# Task brief
Wherever the word "title" appears in a line, copy that line.

#### Data for this exercise ####

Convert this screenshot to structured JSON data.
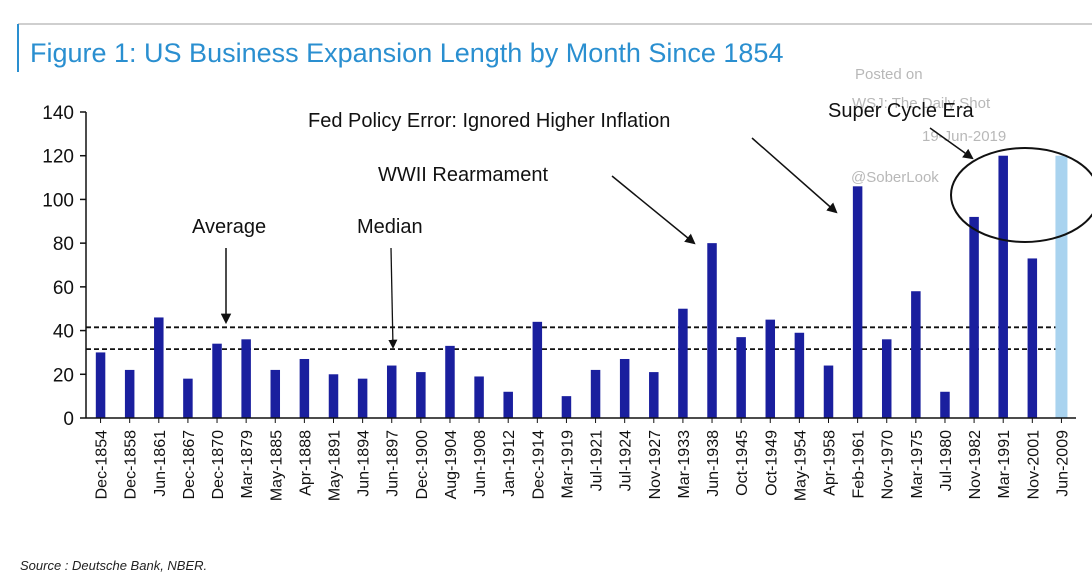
{
  "chart_data": {
    "type": "bar",
    "title": "Figure 1: US Business Expansion Length by Month Since 1854",
    "categories": [
      "Dec-1854",
      "Dec-1858",
      "Jun-1861",
      "Dec-1867",
      "Dec-1870",
      "Mar-1879",
      "May-1885",
      "Apr-1888",
      "May-1891",
      "Jun-1894",
      "Jun-1897",
      "Dec-1900",
      "Aug-1904",
      "Jun-1908",
      "Jan-1912",
      "Dec-1914",
      "Mar-1919",
      "Jul-1921",
      "Jul-1924",
      "Nov-1927",
      "Mar-1933",
      "Jun-1938",
      "Oct-1945",
      "Oct-1949",
      "May-1954",
      "Apr-1958",
      "Feb-1961",
      "Nov-1970",
      "Mar-1975",
      "Jul-1980",
      "Nov-1982",
      "Mar-1991",
      "Nov-2001",
      "Jun-2009"
    ],
    "values": [
      30,
      22,
      46,
      18,
      34,
      36,
      22,
      27,
      20,
      18,
      24,
      21,
      33,
      19,
      12,
      44,
      10,
      22,
      27,
      21,
      50,
      80,
      37,
      45,
      39,
      24,
      106,
      36,
      58,
      12,
      92,
      120,
      73,
      120
    ],
    "highlight_index": 33,
    "yticks": [
      0,
      20,
      40,
      60,
      80,
      100,
      120,
      140
    ],
    "ylim": [
      0,
      140
    ],
    "reference_lines": [
      {
        "label": "Average",
        "value": 41.5
      },
      {
        "label": "Median",
        "value": 31.5
      }
    ],
    "annotations": {
      "average": "Average",
      "median": "Median",
      "wwii": "WWII Rearmament",
      "fed": "Fed Policy Error: Ignored Higher Inflation",
      "super": "Super Cycle Era"
    },
    "colors": {
      "bar": "#1a1f9e",
      "highlight": "#a9d3ef",
      "title": "#2a8fd0"
    }
  },
  "watermark": {
    "line1": "Posted on",
    "line2": "WSJ: The Daily Shot",
    "line3": "19-Jun-2019",
    "line4": "@SoberLook"
  },
  "source": "Source : Deutsche Bank, NBER."
}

####

# Task output
    "title": "Figure 1: US Business Expansion Length by Month Since 1854",
      "title": "#2a8fd0"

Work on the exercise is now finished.